=== To do ===
Note each line where "this" appears, and copy it.

(Rows from a dataset)
────────────────────────────────────────

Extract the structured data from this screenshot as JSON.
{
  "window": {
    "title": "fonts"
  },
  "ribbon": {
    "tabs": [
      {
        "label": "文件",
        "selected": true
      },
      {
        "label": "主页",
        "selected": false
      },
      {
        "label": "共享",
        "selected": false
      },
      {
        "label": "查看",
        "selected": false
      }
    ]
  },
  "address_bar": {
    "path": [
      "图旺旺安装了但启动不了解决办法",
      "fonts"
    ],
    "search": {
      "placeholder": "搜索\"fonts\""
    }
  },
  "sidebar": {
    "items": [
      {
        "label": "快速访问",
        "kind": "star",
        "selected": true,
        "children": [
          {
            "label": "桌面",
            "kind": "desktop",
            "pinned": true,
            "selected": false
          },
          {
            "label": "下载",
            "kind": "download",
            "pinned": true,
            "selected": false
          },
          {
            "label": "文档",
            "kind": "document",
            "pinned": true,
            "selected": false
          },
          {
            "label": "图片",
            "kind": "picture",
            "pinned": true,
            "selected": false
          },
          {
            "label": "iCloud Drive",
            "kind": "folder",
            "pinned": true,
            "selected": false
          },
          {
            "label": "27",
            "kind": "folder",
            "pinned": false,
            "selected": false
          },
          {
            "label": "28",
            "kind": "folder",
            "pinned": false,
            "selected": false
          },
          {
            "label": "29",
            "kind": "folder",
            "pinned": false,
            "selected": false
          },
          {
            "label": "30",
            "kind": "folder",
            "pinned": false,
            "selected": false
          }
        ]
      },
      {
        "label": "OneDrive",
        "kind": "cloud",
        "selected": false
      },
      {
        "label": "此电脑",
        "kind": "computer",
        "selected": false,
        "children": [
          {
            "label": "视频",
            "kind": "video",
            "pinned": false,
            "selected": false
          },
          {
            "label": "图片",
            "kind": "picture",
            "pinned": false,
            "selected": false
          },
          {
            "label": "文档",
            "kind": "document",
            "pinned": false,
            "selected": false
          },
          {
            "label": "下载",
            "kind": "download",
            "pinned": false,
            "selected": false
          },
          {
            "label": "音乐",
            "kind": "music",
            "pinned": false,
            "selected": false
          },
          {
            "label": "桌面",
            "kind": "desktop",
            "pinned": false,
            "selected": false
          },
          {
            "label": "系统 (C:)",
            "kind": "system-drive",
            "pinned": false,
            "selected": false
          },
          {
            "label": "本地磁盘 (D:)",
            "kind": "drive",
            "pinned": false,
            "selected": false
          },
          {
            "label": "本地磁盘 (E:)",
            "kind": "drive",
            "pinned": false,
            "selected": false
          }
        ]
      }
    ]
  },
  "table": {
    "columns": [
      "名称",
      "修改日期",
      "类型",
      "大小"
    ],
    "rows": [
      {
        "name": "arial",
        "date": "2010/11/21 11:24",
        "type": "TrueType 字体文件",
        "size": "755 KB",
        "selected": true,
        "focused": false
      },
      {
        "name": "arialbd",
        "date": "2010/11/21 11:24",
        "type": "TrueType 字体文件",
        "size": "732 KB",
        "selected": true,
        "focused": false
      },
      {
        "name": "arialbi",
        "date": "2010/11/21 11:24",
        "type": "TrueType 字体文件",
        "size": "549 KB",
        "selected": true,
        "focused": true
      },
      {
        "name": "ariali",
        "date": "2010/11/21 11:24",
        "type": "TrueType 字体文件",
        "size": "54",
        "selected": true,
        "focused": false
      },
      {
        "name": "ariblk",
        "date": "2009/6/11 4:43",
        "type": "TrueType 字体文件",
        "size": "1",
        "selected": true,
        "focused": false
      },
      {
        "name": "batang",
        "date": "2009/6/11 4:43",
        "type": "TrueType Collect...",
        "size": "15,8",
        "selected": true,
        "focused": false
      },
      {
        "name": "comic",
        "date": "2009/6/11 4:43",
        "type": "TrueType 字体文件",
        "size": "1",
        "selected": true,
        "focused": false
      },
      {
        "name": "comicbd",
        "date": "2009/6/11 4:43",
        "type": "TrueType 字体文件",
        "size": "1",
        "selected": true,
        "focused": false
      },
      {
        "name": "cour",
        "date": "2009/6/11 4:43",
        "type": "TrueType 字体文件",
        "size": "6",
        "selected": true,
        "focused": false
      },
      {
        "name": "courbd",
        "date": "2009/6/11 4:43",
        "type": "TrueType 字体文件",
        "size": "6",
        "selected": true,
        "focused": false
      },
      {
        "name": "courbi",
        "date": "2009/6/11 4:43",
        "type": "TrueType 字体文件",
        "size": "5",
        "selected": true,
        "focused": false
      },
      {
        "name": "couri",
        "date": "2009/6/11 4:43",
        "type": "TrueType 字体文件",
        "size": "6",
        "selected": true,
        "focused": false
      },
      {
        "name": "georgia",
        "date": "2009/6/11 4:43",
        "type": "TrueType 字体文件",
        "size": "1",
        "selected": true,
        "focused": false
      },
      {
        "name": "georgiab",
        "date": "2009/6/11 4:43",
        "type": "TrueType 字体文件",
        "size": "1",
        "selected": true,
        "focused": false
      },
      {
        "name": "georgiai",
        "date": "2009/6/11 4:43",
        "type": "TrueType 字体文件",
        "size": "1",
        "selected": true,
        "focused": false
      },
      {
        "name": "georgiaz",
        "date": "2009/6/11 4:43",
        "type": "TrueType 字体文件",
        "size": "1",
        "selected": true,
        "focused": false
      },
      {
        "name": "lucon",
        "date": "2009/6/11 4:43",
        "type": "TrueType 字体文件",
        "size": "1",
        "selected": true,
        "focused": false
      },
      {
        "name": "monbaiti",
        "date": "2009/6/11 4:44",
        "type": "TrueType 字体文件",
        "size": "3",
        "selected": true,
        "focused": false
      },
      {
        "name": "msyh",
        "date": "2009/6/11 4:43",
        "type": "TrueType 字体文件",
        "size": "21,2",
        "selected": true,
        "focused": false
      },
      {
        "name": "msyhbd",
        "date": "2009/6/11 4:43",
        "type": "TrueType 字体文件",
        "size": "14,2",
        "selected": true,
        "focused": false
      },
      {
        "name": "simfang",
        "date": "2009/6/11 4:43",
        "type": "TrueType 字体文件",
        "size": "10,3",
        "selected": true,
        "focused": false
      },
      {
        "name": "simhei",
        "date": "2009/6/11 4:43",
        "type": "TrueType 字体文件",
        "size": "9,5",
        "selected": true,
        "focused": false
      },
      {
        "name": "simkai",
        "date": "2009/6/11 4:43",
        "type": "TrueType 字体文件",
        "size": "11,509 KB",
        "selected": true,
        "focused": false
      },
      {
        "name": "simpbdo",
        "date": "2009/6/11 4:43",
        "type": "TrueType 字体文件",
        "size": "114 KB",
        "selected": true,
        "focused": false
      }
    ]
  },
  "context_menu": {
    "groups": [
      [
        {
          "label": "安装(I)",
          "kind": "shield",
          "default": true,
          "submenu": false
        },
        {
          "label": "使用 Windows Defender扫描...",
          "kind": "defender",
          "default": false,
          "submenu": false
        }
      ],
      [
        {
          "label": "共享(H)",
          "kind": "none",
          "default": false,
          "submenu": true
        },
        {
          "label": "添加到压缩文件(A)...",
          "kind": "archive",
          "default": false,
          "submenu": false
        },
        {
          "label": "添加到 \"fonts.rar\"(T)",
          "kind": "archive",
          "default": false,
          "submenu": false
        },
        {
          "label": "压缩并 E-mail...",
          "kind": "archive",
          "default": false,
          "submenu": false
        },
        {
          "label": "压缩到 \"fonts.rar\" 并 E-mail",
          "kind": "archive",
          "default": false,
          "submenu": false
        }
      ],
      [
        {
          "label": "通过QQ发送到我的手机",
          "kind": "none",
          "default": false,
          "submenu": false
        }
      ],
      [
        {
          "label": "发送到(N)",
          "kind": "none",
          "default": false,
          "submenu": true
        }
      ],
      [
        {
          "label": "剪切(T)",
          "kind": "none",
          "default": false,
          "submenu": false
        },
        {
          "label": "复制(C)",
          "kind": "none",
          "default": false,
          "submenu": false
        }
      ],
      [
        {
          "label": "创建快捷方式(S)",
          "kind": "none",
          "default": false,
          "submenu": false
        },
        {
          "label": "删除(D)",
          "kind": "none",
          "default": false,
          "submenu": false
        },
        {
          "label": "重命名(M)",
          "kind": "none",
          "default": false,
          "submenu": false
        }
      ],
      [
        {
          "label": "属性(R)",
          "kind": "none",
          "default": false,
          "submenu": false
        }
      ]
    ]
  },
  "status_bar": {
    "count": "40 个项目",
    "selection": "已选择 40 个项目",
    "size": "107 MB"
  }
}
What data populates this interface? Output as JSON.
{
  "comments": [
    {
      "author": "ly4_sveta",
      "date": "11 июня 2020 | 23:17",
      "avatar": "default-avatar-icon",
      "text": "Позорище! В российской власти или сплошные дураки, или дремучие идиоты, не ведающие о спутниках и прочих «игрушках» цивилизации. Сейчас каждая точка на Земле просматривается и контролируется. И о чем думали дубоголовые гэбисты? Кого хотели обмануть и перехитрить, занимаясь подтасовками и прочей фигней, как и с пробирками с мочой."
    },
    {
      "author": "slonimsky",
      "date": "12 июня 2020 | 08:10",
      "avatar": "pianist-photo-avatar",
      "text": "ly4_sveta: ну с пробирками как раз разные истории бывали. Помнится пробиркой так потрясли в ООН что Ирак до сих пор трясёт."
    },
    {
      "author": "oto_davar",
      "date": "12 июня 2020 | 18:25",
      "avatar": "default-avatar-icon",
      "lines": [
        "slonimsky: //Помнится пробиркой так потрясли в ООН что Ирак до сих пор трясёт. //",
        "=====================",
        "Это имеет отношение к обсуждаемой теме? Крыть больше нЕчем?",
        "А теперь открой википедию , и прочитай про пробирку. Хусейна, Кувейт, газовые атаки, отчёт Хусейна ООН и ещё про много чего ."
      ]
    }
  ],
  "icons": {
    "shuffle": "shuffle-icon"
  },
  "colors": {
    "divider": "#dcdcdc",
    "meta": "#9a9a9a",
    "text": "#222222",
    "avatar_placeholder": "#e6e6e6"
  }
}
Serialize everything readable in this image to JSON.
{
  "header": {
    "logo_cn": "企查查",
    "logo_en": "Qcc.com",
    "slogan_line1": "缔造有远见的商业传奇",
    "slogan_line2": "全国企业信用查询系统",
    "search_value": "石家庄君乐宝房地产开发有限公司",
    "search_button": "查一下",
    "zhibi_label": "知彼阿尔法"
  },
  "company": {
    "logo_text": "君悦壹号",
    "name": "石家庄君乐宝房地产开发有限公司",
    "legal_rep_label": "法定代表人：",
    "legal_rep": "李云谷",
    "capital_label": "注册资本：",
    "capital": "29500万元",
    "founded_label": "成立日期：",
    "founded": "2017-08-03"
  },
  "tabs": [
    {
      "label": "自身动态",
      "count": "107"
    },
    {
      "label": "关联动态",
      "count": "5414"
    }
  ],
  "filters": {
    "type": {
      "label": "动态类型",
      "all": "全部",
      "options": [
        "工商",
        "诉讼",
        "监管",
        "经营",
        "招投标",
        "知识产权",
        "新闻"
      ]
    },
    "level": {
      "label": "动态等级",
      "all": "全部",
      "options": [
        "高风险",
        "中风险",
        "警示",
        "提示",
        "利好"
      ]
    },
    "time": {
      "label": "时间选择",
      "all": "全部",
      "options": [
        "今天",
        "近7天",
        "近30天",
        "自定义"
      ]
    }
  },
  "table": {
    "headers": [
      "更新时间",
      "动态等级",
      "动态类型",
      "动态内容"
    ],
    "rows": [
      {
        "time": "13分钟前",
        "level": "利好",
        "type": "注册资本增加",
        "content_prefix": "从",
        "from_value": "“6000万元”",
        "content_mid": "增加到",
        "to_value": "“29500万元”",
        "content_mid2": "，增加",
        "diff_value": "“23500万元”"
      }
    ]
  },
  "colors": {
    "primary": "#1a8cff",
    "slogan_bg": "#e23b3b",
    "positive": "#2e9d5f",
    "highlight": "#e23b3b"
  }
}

────────────────────────────────────────

=== Expected answer ===
Extract the structured data from this screenshot as JSON.
What data populates this interface? Output as JSON.
Serialize everything readable in this image to JSON.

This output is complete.